▶ RAW RECORDS:
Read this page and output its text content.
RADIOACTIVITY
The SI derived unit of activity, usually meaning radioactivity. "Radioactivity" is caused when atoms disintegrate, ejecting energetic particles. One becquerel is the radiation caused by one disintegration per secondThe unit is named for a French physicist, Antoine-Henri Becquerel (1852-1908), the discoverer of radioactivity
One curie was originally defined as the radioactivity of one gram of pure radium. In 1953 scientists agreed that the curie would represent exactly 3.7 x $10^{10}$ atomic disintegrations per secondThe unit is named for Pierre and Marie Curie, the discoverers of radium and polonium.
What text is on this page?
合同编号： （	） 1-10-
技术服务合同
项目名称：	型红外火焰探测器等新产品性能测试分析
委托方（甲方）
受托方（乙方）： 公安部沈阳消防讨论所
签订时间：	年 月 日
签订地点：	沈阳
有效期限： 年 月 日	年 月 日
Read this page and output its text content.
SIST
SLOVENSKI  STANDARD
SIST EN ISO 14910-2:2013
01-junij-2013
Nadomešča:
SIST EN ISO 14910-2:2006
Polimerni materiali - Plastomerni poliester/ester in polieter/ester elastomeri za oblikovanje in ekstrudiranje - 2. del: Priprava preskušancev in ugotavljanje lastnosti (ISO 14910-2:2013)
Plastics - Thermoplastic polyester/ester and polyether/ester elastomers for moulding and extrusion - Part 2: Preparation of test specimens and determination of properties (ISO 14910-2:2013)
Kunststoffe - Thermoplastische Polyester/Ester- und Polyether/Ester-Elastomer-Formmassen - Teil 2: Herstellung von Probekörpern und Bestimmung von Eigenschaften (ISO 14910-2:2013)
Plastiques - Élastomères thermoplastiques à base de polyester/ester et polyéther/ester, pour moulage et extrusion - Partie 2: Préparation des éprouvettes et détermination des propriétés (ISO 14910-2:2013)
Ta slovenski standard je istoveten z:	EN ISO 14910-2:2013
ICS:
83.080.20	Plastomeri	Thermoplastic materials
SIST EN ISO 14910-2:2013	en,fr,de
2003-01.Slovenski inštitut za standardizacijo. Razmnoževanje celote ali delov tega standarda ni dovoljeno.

▶ AIM: Where a line above contains the word "secondThe", copy that line.

▶ RESULT OF THE EXERCISE:
The SI derived unit of activity, usually meaning radioactivity. "Radioactivity" is caused when atoms disintegrate, ejecting energetic particles. One becquerel is the radiation caused by one disintegration per secondThe unit is named for a French physicist, Antoine-Henri Becquerel (1852-1908), the discoverer of radioactivity
One curie was originally defined as the radioactivity of one gram of pure radium. In 1953 scientists agreed that the curie would represent exactly 3.7 x $10^{10}$ atomic disintegrations per secondThe unit is named for Pierre and Marie Curie, the discoverers of radium and polonium.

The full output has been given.